┌──
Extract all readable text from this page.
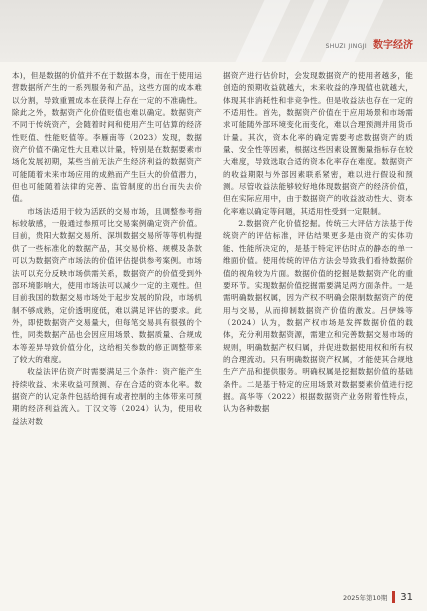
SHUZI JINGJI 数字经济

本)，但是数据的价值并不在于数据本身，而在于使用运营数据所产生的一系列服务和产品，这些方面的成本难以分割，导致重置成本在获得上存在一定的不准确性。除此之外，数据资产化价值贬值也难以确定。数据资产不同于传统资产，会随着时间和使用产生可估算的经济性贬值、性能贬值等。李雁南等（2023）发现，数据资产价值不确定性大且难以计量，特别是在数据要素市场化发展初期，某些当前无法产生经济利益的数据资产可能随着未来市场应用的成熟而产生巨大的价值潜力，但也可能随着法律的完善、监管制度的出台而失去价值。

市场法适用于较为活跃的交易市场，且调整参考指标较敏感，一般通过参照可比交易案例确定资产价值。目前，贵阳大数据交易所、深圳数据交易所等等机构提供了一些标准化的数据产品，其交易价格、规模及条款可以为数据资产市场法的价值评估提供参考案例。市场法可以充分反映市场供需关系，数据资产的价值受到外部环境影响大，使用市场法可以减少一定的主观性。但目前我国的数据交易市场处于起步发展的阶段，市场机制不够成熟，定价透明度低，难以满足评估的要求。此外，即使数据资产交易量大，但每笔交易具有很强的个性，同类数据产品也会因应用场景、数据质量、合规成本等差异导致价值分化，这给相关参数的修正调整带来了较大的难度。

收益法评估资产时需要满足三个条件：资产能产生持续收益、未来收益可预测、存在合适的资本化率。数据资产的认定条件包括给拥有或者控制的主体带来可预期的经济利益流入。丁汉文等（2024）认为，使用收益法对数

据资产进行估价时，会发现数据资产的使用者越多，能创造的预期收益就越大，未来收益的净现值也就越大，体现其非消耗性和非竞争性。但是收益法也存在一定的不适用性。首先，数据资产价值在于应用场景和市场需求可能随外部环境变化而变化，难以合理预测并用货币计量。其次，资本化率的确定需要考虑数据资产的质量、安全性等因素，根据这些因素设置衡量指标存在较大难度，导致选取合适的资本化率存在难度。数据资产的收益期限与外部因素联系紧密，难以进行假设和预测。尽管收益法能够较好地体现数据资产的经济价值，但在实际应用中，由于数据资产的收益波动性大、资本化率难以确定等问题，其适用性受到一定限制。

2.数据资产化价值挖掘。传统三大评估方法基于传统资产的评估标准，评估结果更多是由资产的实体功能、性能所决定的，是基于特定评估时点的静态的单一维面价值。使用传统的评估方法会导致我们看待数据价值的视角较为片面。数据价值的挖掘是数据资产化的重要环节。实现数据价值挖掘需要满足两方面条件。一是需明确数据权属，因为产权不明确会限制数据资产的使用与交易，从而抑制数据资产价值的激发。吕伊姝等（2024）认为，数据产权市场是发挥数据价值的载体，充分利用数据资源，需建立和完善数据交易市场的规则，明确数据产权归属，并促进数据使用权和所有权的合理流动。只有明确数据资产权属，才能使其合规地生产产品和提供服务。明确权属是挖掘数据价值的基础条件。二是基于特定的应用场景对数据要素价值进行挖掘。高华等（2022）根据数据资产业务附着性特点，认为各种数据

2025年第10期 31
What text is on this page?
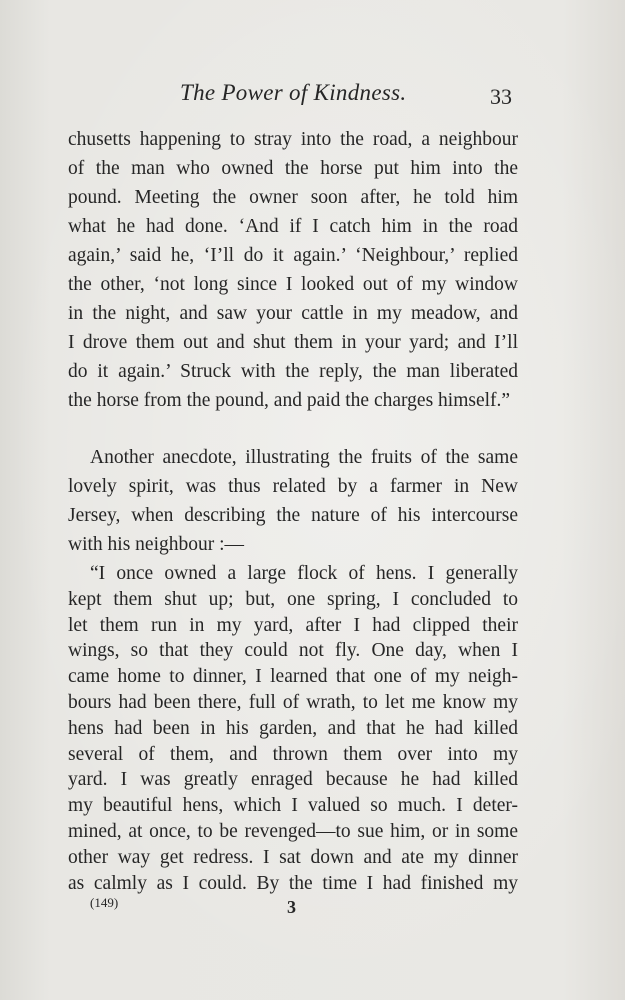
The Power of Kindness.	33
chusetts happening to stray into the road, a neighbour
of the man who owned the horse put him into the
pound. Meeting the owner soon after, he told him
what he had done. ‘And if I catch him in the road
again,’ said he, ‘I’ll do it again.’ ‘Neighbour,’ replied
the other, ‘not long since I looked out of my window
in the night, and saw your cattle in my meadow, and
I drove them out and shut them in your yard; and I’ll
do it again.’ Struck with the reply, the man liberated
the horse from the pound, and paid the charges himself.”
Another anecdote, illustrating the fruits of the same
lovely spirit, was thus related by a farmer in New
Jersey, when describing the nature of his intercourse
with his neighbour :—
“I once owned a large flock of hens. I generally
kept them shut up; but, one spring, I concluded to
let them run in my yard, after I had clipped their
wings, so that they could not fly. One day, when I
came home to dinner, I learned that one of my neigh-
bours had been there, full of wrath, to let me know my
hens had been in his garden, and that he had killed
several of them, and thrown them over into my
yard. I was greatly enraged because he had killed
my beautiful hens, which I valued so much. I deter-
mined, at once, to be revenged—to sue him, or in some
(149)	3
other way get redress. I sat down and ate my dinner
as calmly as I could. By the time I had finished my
└──
## Task directions
Leave out the pictures and restate everything else word for word.

## Exercise answer
Extract all readable text from this page.
SHUZI JINGJI 数字经济

本)，但是数据的价值并不在于数据本身，而在于使用运营数据所产生的一系列服务和产品，这些方面的成本难以分割，导致重置成本在获得上存在一定的不准确性。除此之外，数据资产化价值贬值也难以确定。数据资产不同于传统资产，会随着时间和使用产生可估算的经济性贬值、性能贬值等。李雁南等（2023）发现，数据资产价值不确定性大且难以计量，特别是在数据要素市场化发展初期，某些当前无法产生经济利益的数据资产可能随着未来市场应用的成熟而产生巨大的价值潜力，但也可能随着法律的完善、监管制度的出台而失去价值。

市场法适用于较为活跃的交易市场，且调整参考指标较敏感，一般通过参照可比交易案例确定资产价值。目前，贵阳大数据交易所、深圳数据交易所等等机构提供了一些标准化的数据产品，其交易价格、规模及条款可以为数据资产市场法的价值评估提供参考案例。市场法可以充分反映市场供需关系，数据资产的价值受到外部环境影响大，使用市场法可以减少一定的主观性。但目前我国的数据交易市场处于起步发展的阶段，市场机制不够成熟，定价透明度低，难以满足评估的要求。此外，即使数据资产交易量大，但每笔交易具有很强的个性，同类数据产品也会因应用场景、数据质量、合规成本等差异导致价值分化，这给相关参数的修正调整带来了较大的难度。

收益法评估资产时需要满足三个条件：资产能产生持续收益、未来收益可预测、存在合适的资本化率。数据资产的认定条件包括给拥有或者控制的主体带来可预期的经济利益流入。丁汉文等（2024）认为，使用收益法对数

据资产进行估价时，会发现数据资产的使用者越多，能创造的预期收益就越大，未来收益的净现值也就越大，体现其非消耗性和非竞争性。但是收益法也存在一定的不适用性。首先，数据资产价值在于应用场景和市场需求可能随外部环境变化而变化，难以合理预测并用货币计量。其次，资本化率的确定需要考虑数据资产的质量、安全性等因素，根据这些因素设置衡量指标存在较大难度，导致选取合适的资本化率存在难度。数据资产的收益期限与外部因素联系紧密，难以进行假设和预测。尽管收益法能够较好地体现数据资产的经济价值，但在实际应用中，由于数据资产的收益波动性大、资本化率难以确定等问题，其适用性受到一定限制。

2.数据资产化价值挖掘。传统三大评估方法基于传统资产的评估标准，评估结果更多是由资产的实体功能、性能所决定的，是基于特定评估时点的静态的单一维面价值。使用传统的评估方法会导致我们看待数据价值的视角较为片面。数据价值的挖掘是数据资产化的重要环节。实现数据价值挖掘需要满足两方面条件。一是需明确数据权属，因为产权不明确会限制数据资产的使用与交易，从而抑制数据资产价值的激发。吕伊姝等（2024）认为，数据产权市场是发挥数据价值的载体，充分利用数据资源，需建立和完善数据交易市场的规则，明确数据产权归属，并促进数据使用权和所有权的合理流动。只有明确数据资产权属，才能使其合规地生产产品和提供服务。明确权属是挖掘数据价值的基础条件。二是基于特定的应用场景对数据要素价值进行挖掘。高华等（2022）根据数据资产业务附着性特点，认为各种数据

2025年第10期 31
What text is on this page?
The Power of Kindness.	33
chusetts happening to stray into the road, a neighbour
of the man who owned the horse put him into the
pound. Meeting the owner soon after, he told him
what he had done. ‘And if I catch him in the road
again,’ said he, ‘I’ll do it again.’ ‘Neighbour,’ replied
the other, ‘not long since I looked out of my window
in the night, and saw your cattle in my meadow, and
I drove them out and shut them in your yard; and I’ll
do it again.’ Struck with the reply, the man liberated
the horse from the pound, and paid the charges himself.”
Another anecdote, illustrating the fruits of the same
lovely spirit, was thus related by a farmer in New
Jersey, when describing the nature of his intercourse
with his neighbour :—
“I once owned a large flock of hens. I generally
kept them shut up; but, one spring, I concluded to
let them run in my yard, after I had clipped their
wings, so that they could not fly. One day, when I
came home to dinner, I learned that one of my neigh-
bours had been there, full of wrath, to let me know my
hens had been in his garden, and that he had killed
several of them, and thrown them over into my
yard. I was greatly enraged because he had killed
my beautiful hens, which I valued so much. I deter-
mined, at once, to be revenged—to sue him, or in some
(149)	3
other way get redress. I sat down and ate my dinner
as calmly as I could. By the time I had finished my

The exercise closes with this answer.